(Data shown)

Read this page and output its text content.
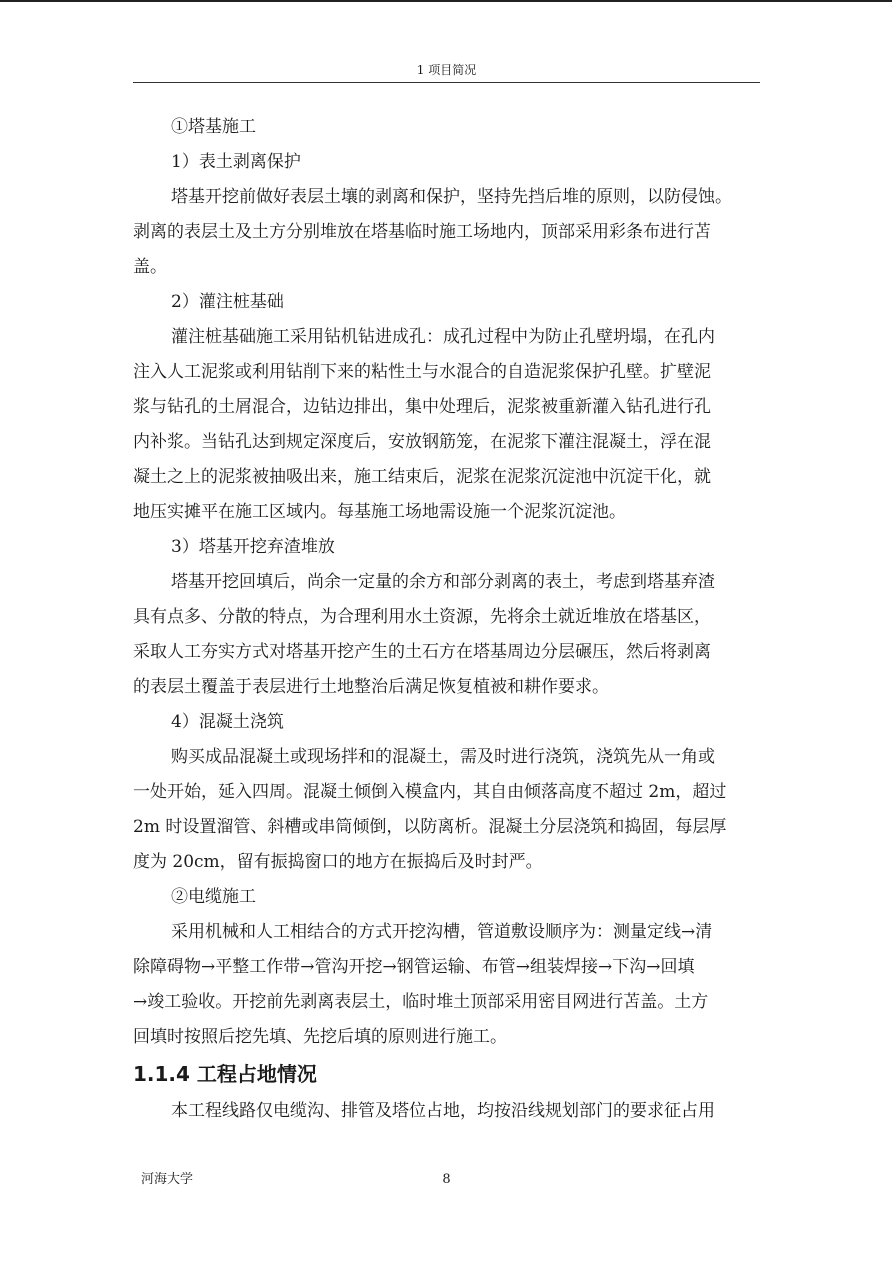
1 项目简况
①塔基施工
1）表土剥离保护
塔基开挖前做好表层土壤的剥离和保护，坚持先挡后堆的原则，以防侵蚀。
剥离的表层土及土方分别堆放在塔基临时施工场地内，顶部采用彩条布进行苫
盖。
2）灌注桩基础
灌注桩基础施工采用钻机钻进成孔：成孔过程中为防止孔壁坍塌，在孔内
注入人工泥浆或利用钻削下来的粘性土与水混合的自造泥浆保护孔壁。扩壁泥
浆与钻孔的土屑混合，边钻边排出，集中处理后，泥浆被重新灌入钻孔进行孔
内补浆。当钻孔达到规定深度后，安放钢筋笼，在泥浆下灌注混凝土，浮在混
凝土之上的泥浆被抽吸出来，施工结束后，泥浆在泥浆沉淀池中沉淀干化，就
地压实摊平在施工区域内。每基施工场地需设施一个泥浆沉淀池。
3）塔基开挖弃渣堆放
塔基开挖回填后，尚余一定量的余方和部分剥离的表土，考虑到塔基弃渣
具有点多、分散的特点，为合理利用水土资源，先将余土就近堆放在塔基区，
采取人工夯实方式对塔基开挖产生的土石方在塔基周边分层碾压，然后将剥离
的表层土覆盖于表层进行土地整治后满足恢复植被和耕作要求。
4）混凝土浇筑
购买成品混凝土或现场拌和的混凝土，需及时进行浇筑，浇筑先从一角或
一处开始，延入四周。混凝土倾倒入模盒内，其自由倾落高度不超过 2m，超过
2m 时设置溜管、斜槽或串筒倾倒，以防离析。混凝土分层浇筑和捣固，每层厚
度为 20cm，留有振捣窗口的地方在振捣后及时封严。
②电缆施工
采用机械和人工相结合的方式开挖沟槽，管道敷设顺序为：测量定线→清
除障碍物→平整工作带→管沟开挖→钢管运输、布管→组装焊接→下沟→回填
→竣工验收。开挖前先剥离表层土，临时堆土顶部采用密目网进行苫盖。土方
回填时按照后挖先填、先挖后填的原则进行施工。
1.1.4 工程占地情况
本工程线路仅电缆沟、排管及塔位占地，均按沿线规划部门的要求征占用
河海大学	8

(What you will do) Quote the records in full and exactly; skip any image.

(Result of the task)
Read this page and output its text content.
1 项目简况
①塔基施工
1）表土剥离保护
塔基开挖前做好表层土壤的剥离和保护，坚持先挡后堆的原则，以防侵蚀。
剥离的表层土及土方分别堆放在塔基临时施工场地内，顶部采用彩条布进行苫
盖。
2）灌注桩基础
灌注桩基础施工采用钻机钻进成孔：成孔过程中为防止孔壁坍塌，在孔内
注入人工泥浆或利用钻削下来的粘性土与水混合的自造泥浆保护孔壁。扩壁泥
浆与钻孔的土屑混合，边钻边排出，集中处理后，泥浆被重新灌入钻孔进行孔
内补浆。当钻孔达到规定深度后，安放钢筋笼，在泥浆下灌注混凝土，浮在混
凝土之上的泥浆被抽吸出来，施工结束后，泥浆在泥浆沉淀池中沉淀干化，就
地压实摊平在施工区域内。每基施工场地需设施一个泥浆沉淀池。
3）塔基开挖弃渣堆放
塔基开挖回填后，尚余一定量的余方和部分剥离的表土，考虑到塔基弃渣
具有点多、分散的特点，为合理利用水土资源，先将余土就近堆放在塔基区，
采取人工夯实方式对塔基开挖产生的土石方在塔基周边分层碾压，然后将剥离
的表层土覆盖于表层进行土地整治后满足恢复植被和耕作要求。
4）混凝土浇筑
购买成品混凝土或现场拌和的混凝土，需及时进行浇筑，浇筑先从一角或
一处开始，延入四周。混凝土倾倒入模盒内，其自由倾落高度不超过 2m，超过
2m 时设置溜管、斜槽或串筒倾倒，以防离析。混凝土分层浇筑和捣固，每层厚
度为 20cm，留有振捣窗口的地方在振捣后及时封严。
②电缆施工
采用机械和人工相结合的方式开挖沟槽，管道敷设顺序为：测量定线→清
除障碍物→平整工作带→管沟开挖→钢管运输、布管→组装焊接→下沟→回填
→竣工验收。开挖前先剥离表层土，临时堆土顶部采用密目网进行苫盖。土方
回填时按照后挖先填、先挖后填的原则进行施工。
1.1.4 工程占地情况
本工程线路仅电缆沟、排管及塔位占地，均按沿线规划部门的要求征占用
河海大学	8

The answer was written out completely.